PROMPT -
All of the entries must be output exactly as they are.

(Recorded data)
+++

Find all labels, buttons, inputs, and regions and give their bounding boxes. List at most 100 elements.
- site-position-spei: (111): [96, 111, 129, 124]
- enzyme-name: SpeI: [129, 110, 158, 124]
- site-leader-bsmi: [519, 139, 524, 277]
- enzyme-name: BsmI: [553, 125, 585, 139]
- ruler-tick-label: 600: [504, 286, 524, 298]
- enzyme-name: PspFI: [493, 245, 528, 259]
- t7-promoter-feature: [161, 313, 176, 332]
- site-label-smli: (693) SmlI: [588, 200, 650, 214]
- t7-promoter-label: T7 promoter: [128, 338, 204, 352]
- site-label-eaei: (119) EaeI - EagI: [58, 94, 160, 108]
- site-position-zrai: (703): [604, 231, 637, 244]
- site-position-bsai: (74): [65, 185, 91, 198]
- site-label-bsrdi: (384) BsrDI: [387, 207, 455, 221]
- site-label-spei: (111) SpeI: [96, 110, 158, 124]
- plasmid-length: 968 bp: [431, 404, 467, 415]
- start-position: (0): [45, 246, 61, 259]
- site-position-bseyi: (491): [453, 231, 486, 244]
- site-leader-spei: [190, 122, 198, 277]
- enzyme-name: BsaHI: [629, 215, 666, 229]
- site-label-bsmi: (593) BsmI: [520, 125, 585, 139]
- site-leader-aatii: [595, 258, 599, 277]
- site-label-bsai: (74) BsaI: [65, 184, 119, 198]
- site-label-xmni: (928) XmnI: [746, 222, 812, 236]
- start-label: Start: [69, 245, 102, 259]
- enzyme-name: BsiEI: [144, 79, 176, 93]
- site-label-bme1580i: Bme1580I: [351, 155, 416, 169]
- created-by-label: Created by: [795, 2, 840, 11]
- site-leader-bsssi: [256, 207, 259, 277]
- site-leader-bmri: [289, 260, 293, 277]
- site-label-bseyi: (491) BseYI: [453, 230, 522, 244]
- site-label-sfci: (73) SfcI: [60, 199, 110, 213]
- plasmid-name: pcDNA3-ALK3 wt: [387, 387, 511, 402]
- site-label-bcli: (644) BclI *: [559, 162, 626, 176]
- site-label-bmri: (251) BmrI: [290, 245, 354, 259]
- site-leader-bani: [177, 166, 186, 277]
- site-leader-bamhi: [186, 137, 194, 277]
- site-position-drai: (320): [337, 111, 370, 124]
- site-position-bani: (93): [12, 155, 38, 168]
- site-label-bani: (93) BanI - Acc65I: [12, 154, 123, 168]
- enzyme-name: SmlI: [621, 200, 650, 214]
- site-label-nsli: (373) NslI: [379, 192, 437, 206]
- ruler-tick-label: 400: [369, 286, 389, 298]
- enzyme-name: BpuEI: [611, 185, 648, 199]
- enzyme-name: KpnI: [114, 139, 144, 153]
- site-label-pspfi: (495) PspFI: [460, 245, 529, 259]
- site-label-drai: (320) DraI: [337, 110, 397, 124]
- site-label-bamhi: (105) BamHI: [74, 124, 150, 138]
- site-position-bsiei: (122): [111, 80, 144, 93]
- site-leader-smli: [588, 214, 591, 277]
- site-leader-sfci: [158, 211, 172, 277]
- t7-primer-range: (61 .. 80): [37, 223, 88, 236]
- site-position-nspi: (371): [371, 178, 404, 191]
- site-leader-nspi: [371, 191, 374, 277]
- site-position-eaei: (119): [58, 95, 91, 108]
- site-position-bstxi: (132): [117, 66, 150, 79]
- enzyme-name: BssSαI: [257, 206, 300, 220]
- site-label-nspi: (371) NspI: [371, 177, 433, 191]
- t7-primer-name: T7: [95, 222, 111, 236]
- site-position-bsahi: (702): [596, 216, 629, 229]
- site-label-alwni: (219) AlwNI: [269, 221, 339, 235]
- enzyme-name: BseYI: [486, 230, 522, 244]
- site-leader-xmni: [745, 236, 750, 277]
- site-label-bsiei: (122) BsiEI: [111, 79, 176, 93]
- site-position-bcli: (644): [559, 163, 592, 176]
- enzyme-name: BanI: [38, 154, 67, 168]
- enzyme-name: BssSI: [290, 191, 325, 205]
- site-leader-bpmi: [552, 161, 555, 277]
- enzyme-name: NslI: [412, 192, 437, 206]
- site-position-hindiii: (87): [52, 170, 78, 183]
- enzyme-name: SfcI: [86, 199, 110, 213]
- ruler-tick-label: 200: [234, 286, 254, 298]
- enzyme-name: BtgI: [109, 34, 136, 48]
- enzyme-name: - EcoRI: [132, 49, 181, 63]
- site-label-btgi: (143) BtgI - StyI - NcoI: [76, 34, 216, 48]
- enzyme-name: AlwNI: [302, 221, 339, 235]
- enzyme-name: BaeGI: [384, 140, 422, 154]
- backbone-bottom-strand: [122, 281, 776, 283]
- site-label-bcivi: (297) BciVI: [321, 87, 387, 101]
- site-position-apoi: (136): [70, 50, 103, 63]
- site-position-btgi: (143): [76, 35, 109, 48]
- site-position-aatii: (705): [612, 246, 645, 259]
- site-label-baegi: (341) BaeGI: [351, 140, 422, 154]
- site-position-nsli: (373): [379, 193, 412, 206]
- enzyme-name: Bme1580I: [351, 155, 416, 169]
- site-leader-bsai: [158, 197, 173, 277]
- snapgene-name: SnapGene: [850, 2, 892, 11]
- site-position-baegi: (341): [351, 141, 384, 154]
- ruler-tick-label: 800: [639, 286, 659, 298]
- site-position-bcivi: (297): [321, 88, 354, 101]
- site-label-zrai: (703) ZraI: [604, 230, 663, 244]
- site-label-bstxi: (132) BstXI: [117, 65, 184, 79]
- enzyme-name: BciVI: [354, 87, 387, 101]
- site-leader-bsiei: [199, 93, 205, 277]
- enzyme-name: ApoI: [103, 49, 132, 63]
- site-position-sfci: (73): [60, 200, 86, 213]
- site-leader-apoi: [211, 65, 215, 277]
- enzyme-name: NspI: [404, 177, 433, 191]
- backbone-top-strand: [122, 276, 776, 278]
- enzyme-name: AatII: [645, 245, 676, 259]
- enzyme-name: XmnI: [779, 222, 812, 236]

+++

WORKED SOLUTION -
Find all labels, buttons, inputs, and regions and give their bounding boxes. List at most 100 elements.
- site-position-spei: (111): [96, 111, 129, 124]
- enzyme-name: SpeI: [129, 110, 158, 124]
- site-leader-bsmi: [519, 139, 524, 277]
- enzyme-name: BsmI: [553, 125, 585, 139]
- ruler-tick-label: 600: [504, 286, 524, 298]
- enzyme-name: PspFI: [493, 245, 528, 259]
- t7-promoter-feature: [161, 313, 176, 332]
- site-label-smli: (693) SmlI: [588, 200, 650, 214]
- t7-promoter-label: T7 promoter: [128, 338, 204, 352]
- site-label-eaei: (119) EaeI - EagI: [58, 94, 160, 108]
- site-position-zrai: (703): [604, 231, 637, 244]
- site-position-bsai: (74): [65, 185, 91, 198]
- site-label-bsrdi: (384) BsrDI: [387, 207, 455, 221]
- site-label-spei: (111) SpeI: [96, 110, 158, 124]
- plasmid-length: 968 bp: [431, 404, 467, 415]
- start-position: (0): [45, 246, 61, 259]
- site-position-bseyi: (491): [453, 231, 486, 244]
- site-leader-spei: [190, 122, 198, 277]
- enzyme-name: BsaHI: [629, 215, 666, 229]
- site-label-bsmi: (593) BsmI: [520, 125, 585, 139]
- site-leader-aatii: [595, 258, 599, 277]
- site-label-bsai: (74) BsaI: [65, 184, 119, 198]
- site-label-xmni: (928) XmnI: [746, 222, 812, 236]
- start-label: Start: [69, 245, 102, 259]
- enzyme-name: BsiEI: [144, 79, 176, 93]
- site-label-bme1580i: Bme1580I: [351, 155, 416, 169]
- created-by-label: Created by: [795, 2, 840, 11]
- site-leader-bsssi: [256, 207, 259, 277]
- site-leader-bmri: [289, 260, 293, 277]
- site-label-bseyi: (491) BseYI: [453, 230, 522, 244]
- site-label-sfci: (73) SfcI: [60, 199, 110, 213]
- plasmid-name: pcDNA3-ALK3 wt: [387, 387, 511, 402]
- site-label-bcli: (644) BclI *: [559, 162, 626, 176]
- site-label-bmri: (251) BmrI: [290, 245, 354, 259]
- site-leader-bani: [177, 166, 186, 277]
- site-leader-bamhi: [186, 137, 194, 277]
- site-position-drai: (320): [337, 111, 370, 124]
- site-position-bani: (93): [12, 155, 38, 168]
- site-label-bani: (93) BanI - Acc65I: [12, 154, 123, 168]
- enzyme-name: SmlI: [621, 200, 650, 214]
- site-label-nsli: (373) NslI: [379, 192, 437, 206]
- ruler-tick-label: 400: [369, 286, 389, 298]
- enzyme-name: BpuEI: [611, 185, 648, 199]
- enzyme-name: KpnI: [114, 139, 144, 153]
- site-label-pspfi: (495) PspFI: [460, 245, 529, 259]
- site-label-drai: (320) DraI: [337, 110, 397, 124]
- site-label-bamhi: (105) BamHI: [74, 124, 150, 138]
- site-position-bsiei: (122): [111, 80, 144, 93]
- site-leader-smli: [588, 214, 591, 277]
- site-leader-sfci: [158, 211, 172, 277]
- t7-primer-range: (61 .. 80): [37, 223, 88, 236]
- site-position-nspi: (371): [371, 178, 404, 191]
- site-leader-nspi: [371, 191, 374, 277]
- site-position-eaei: (119): [58, 95, 91, 108]
- site-position-bstxi: (132): [117, 66, 150, 79]
- enzyme-name: BssSαI: [257, 206, 300, 220]
- site-label-nspi: (371) NspI: [371, 177, 433, 191]
- t7-primer-name: T7: [95, 222, 111, 236]
- site-position-bsahi: (702): [596, 216, 629, 229]
- site-label-alwni: (219) AlwNI: [269, 221, 339, 235]
- enzyme-name: BseYI: [486, 230, 522, 244]
- site-leader-xmni: [745, 236, 750, 277]
- site-label-bsiei: (122) BsiEI: [111, 79, 176, 93]
- site-position-bcli: (644): [559, 163, 592, 176]
- enzyme-name: BanI: [38, 154, 67, 168]
- enzyme-name: BssSI: [290, 191, 325, 205]
- site-leader-bpmi: [552, 161, 555, 277]
- enzyme-name: NslI: [412, 192, 437, 206]
- site-position-hindiii: (87): [52, 170, 78, 183]
- enzyme-name: SfcI: [86, 199, 110, 213]
- ruler-tick-label: 200: [234, 286, 254, 298]
- enzyme-name: BtgI: [109, 34, 136, 48]
- enzyme-name: - EcoRI: [132, 49, 181, 63]
- site-label-btgi: (143) BtgI - StyI - NcoI: [76, 34, 216, 48]
- enzyme-name: AlwNI: [302, 221, 339, 235]
- enzyme-name: BaeGI: [384, 140, 422, 154]
- backbone-bottom-strand: [122, 281, 776, 283]
- site-label-bcivi: (297) BciVI: [321, 87, 387, 101]
- site-position-apoi: (136): [70, 50, 103, 63]
- site-position-btgi: (143): [76, 35, 109, 48]
- site-position-aatii: (705): [612, 246, 645, 259]
- site-label-baegi: (341) BaeGI: [351, 140, 422, 154]
- site-position-nsli: (373): [379, 193, 412, 206]
- enzyme-name: Bme1580I: [351, 155, 416, 169]
- site-leader-bsai: [158, 197, 173, 277]
- snapgene-name: SnapGene: [850, 2, 892, 11]
- site-position-baegi: (341): [351, 141, 384, 154]
- ruler-tick-label: 800: [639, 286, 659, 298]
- site-position-bcivi: (297): [321, 88, 354, 101]
- site-label-zrai: (703) ZraI: [604, 230, 663, 244]
- site-label-bstxi: (132) BstXI: [117, 65, 184, 79]
- enzyme-name: BciVI: [354, 87, 387, 101]
- site-leader-bsiei: [199, 93, 205, 277]
- enzyme-name: ApoI: [103, 49, 132, 63]
- site-position-sfci: (73): [60, 200, 86, 213]
- site-leader-apoi: [211, 65, 215, 277]
- enzyme-name: NspI: [404, 177, 433, 191]
- backbone-top-strand: [122, 276, 776, 278]
- enzyme-name: AatII: [645, 245, 676, 259]
- enzyme-name: XmnI: [779, 222, 812, 236]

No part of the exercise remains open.